### [TASK STATEMENT]
Write out the listing exactly as it is given.

### [RAW DATA]

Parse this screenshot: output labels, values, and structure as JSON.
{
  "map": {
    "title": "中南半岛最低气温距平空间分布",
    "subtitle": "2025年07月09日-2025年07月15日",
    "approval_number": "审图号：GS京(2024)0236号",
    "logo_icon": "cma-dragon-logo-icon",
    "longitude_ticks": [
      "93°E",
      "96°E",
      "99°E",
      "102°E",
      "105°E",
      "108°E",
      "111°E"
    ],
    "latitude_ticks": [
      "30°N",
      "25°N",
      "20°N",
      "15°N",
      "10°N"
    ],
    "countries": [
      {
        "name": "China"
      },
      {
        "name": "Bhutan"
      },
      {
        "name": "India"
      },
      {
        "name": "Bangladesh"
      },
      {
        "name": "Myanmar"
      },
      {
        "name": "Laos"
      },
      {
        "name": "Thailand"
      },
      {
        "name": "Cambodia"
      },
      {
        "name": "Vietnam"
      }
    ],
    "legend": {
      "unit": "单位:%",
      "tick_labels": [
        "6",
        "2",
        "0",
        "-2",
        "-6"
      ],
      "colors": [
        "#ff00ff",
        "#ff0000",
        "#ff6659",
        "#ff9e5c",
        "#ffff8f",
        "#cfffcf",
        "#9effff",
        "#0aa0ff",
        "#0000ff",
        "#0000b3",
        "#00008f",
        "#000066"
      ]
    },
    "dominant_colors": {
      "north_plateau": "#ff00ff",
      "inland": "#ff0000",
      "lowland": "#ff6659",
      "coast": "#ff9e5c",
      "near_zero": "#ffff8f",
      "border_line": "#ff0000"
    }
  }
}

### [THE RESPONSE]
Parse this screenshot: output labels, values, and structure as JSON.
{
  "map": {
    "title": "中南半岛最低气温距平空间分布",
    "subtitle": "2025年07月09日-2025年07月15日",
    "approval_number": "审图号：GS京(2024)0236号",
    "logo_icon": "cma-dragon-logo-icon",
    "longitude_ticks": [
      "93°E",
      "96°E",
      "99°E",
      "102°E",
      "105°E",
      "108°E",
      "111°E"
    ],
    "latitude_ticks": [
      "30°N",
      "25°N",
      "20°N",
      "15°N",
      "10°N"
    ],
    "countries": [
      {
        "name": "China"
      },
      {
        "name": "Bhutan"
      },
      {
        "name": "India"
      },
      {
        "name": "Bangladesh"
      },
      {
        "name": "Myanmar"
      },
      {
        "name": "Laos"
      },
      {
        "name": "Thailand"
      },
      {
        "name": "Cambodia"
      },
      {
        "name": "Vietnam"
      }
    ],
    "legend": {
      "unit": "单位:%",
      "tick_labels": [
        "6",
        "2",
        "0",
        "-2",
        "-6"
      ],
      "colors": [
        "#ff00ff",
        "#ff0000",
        "#ff6659",
        "#ff9e5c",
        "#ffff8f",
        "#cfffcf",
        "#9effff",
        "#0aa0ff",
        "#0000ff",
        "#0000b3",
        "#00008f",
        "#000066"
      ]
    },
    "dominant_colors": {
      "north_plateau": "#ff00ff",
      "inland": "#ff0000",
      "lowland": "#ff6659",
      "coast": "#ff9e5c",
      "near_zero": "#ffff8f",
      "border_line": "#ff0000"
    }
  }
}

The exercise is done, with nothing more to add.